*AIM:* The material below should be written out in full and exactly; pictures stay out of the copy.

*SUPPLIED INFORMATION:*
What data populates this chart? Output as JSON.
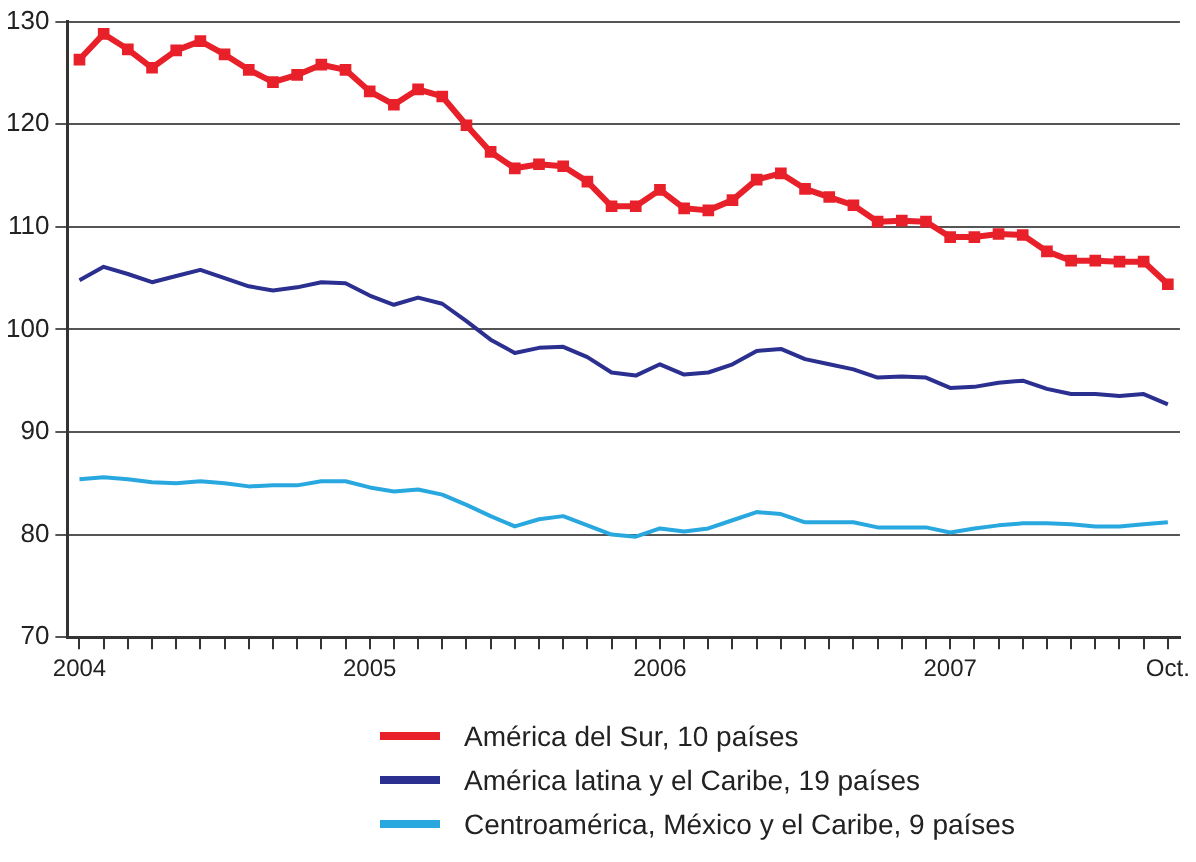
{
  "chart_data": {
    "type": "line",
    "categories": [
      "2004",
      null,
      null,
      null,
      null,
      null,
      null,
      null,
      null,
      null,
      null,
      null,
      "2005",
      null,
      null,
      null,
      null,
      null,
      null,
      null,
      null,
      null,
      null,
      null,
      "2006",
      null,
      null,
      null,
      null,
      null,
      null,
      null,
      null,
      null,
      null,
      null,
      "2007",
      null,
      null,
      null,
      null,
      null,
      null,
      null,
      null,
      "Oct."
    ],
    "series": [
      {
        "name": "América del Sur, 10 países",
        "color": "#e8202a",
        "marker": "square",
        "values": [
          126.3,
          128.8,
          127.3,
          125.5,
          127.2,
          128.1,
          126.8,
          125.3,
          124.1,
          124.8,
          125.8,
          125.3,
          123.2,
          121.9,
          123.4,
          122.7,
          119.9,
          117.3,
          115.7,
          116.1,
          115.9,
          114.4,
          112.0,
          112.0,
          113.6,
          111.8,
          111.6,
          112.6,
          114.6,
          115.2,
          113.7,
          112.9,
          112.1,
          110.5,
          110.6,
          110.5,
          109.0,
          109.0,
          109.3,
          109.2,
          107.6,
          106.7,
          106.7,
          106.6,
          106.6,
          104.4
        ]
      },
      {
        "name": "América latina y el Caribe, 19 países",
        "color": "#2b2f8f",
        "values": [
          104.8,
          106.1,
          105.4,
          104.6,
          105.2,
          105.8,
          105.0,
          104.2,
          103.8,
          104.1,
          104.6,
          104.5,
          103.3,
          102.4,
          103.1,
          102.5,
          100.8,
          99.0,
          97.7,
          98.2,
          98.3,
          97.3,
          95.8,
          95.5,
          96.6,
          95.6,
          95.8,
          96.6,
          97.9,
          98.1,
          97.1,
          96.6,
          96.1,
          95.3,
          95.4,
          95.3,
          94.3,
          94.4,
          94.8,
          95.0,
          94.2,
          93.7,
          93.7,
          93.5,
          93.7,
          92.7
        ]
      },
      {
        "name": "Centroamérica, México y el Caribe, 9 países",
        "color": "#29a8e0",
        "values": [
          85.4,
          85.6,
          85.4,
          85.1,
          85.0,
          85.2,
          85.0,
          84.7,
          84.8,
          84.8,
          85.2,
          85.2,
          84.6,
          84.2,
          84.4,
          83.9,
          82.9,
          81.8,
          80.8,
          81.5,
          81.8,
          80.9,
          80.0,
          79.8,
          80.6,
          80.3,
          80.6,
          81.4,
          82.2,
          82.0,
          81.2,
          81.2,
          81.2,
          80.7,
          80.7,
          80.7,
          80.2,
          80.6,
          80.9,
          81.1,
          81.1,
          81.0,
          80.8,
          80.8,
          81.0,
          81.2
        ]
      }
    ],
    "ylim": [
      70,
      130
    ],
    "yticks": [
      70,
      80,
      90,
      100,
      110,
      120,
      130
    ],
    "grid": "y",
    "line_style": "solid",
    "legend": "bottom"
  }
}
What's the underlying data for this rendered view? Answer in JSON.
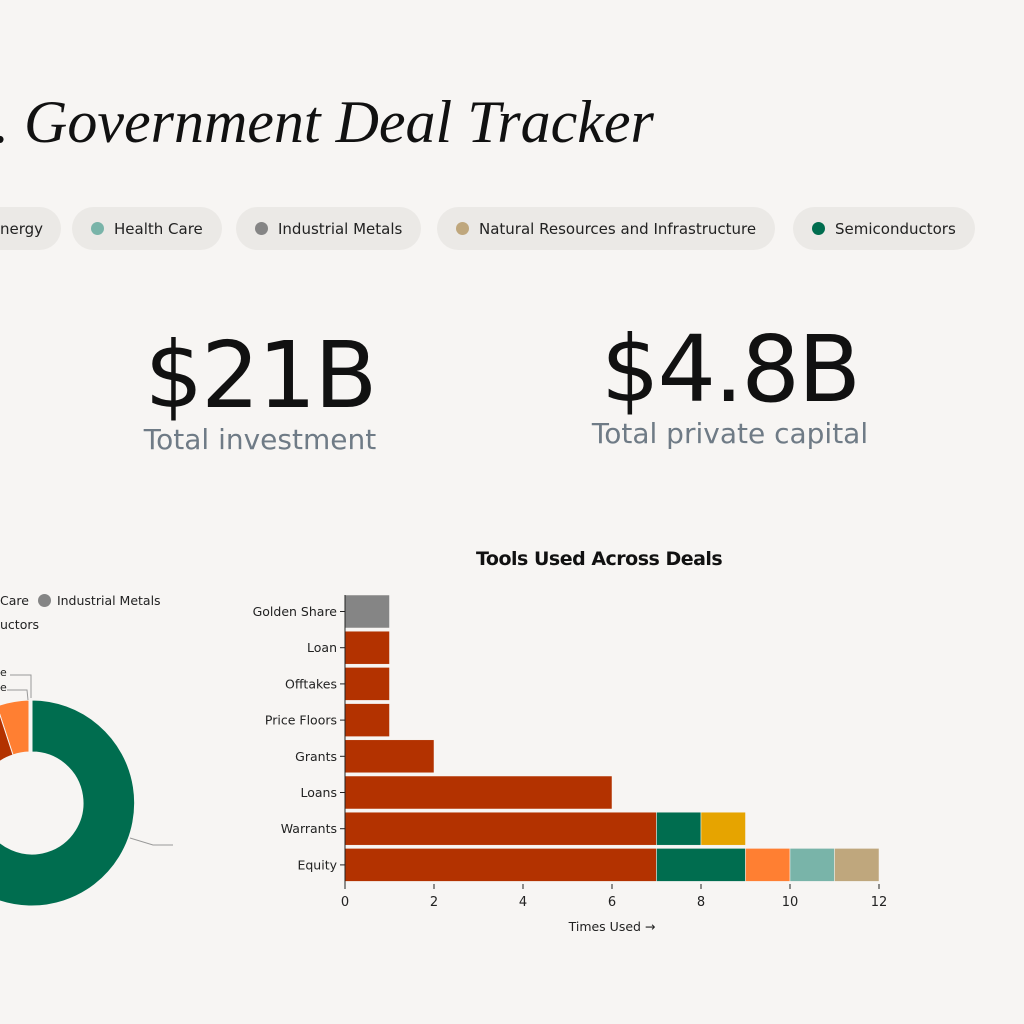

*FINISHED EXERCISE:*
What data populates this chart? Output as JSON.
{
  "chart_data": {
    "type": "line",
    "categories": [
      "2004",
      null,
      null,
      null,
      null,
      null,
      null,
      null,
      null,
      null,
      null,
      null,
      "2005",
      null,
      null,
      null,
      null,
      null,
      null,
      null,
      null,
      null,
      null,
      null,
      "2006",
      null,
      null,
      null,
      null,
      null,
      null,
      null,
      null,
      null,
      null,
      null,
      "2007",
      null,
      null,
      null,
      null,
      null,
      null,
      null,
      null,
      "Oct."
    ],
    "series": [
      {
        "name": "América del Sur, 10 países",
        "color": "#e8202a",
        "marker": "square",
        "values": [
          126.3,
          128.8,
          127.3,
          125.5,
          127.2,
          128.1,
          126.8,
          125.3,
          124.1,
          124.8,
          125.8,
          125.3,
          123.2,
          121.9,
          123.4,
          122.7,
          119.9,
          117.3,
          115.7,
          116.1,
          115.9,
          114.4,
          112.0,
          112.0,
          113.6,
          111.8,
          111.6,
          112.6,
          114.6,
          115.2,
          113.7,
          112.9,
          112.1,
          110.5,
          110.6,
          110.5,
          109.0,
          109.0,
          109.3,
          109.2,
          107.6,
          106.7,
          106.7,
          106.6,
          106.6,
          104.4
        ]
      },
      {
        "name": "América latina y el Caribe, 19 países",
        "color": "#2b2f8f",
        "values": [
          104.8,
          106.1,
          105.4,
          104.6,
          105.2,
          105.8,
          105.0,
          104.2,
          103.8,
          104.1,
          104.6,
          104.5,
          103.3,
          102.4,
          103.1,
          102.5,
          100.8,
          99.0,
          97.7,
          98.2,
          98.3,
          97.3,
          95.8,
          95.5,
          96.6,
          95.6,
          95.8,
          96.6,
          97.9,
          98.1,
          97.1,
          96.6,
          96.1,
          95.3,
          95.4,
          95.3,
          94.3,
          94.4,
          94.8,
          95.0,
          94.2,
          93.7,
          93.7,
          93.5,
          93.7,
          92.7
        ]
      },
      {
        "name": "Centroamérica, México y el Caribe, 9 países",
        "color": "#29a8e0",
        "values": [
          85.4,
          85.6,
          85.4,
          85.1,
          85.0,
          85.2,
          85.0,
          84.7,
          84.8,
          84.8,
          85.2,
          85.2,
          84.6,
          84.2,
          84.4,
          83.9,
          82.9,
          81.8,
          80.8,
          81.5,
          81.8,
          80.9,
          80.0,
          79.8,
          80.6,
          80.3,
          80.6,
          81.4,
          82.2,
          82.0,
          81.2,
          81.2,
          81.2,
          80.7,
          80.7,
          80.7,
          80.2,
          80.6,
          80.9,
          81.1,
          81.1,
          81.0,
          80.8,
          80.8,
          81.0,
          81.2
        ]
      }
    ],
    "ylim": [
      70,
      130
    ],
    "yticks": [
      70,
      80,
      90,
      100,
      110,
      120,
      130
    ],
    "grid": "y",
    "line_style": "solid",
    "legend": "bottom"
  }
}
What's the underlying data for this rendered view? Answer in JSON.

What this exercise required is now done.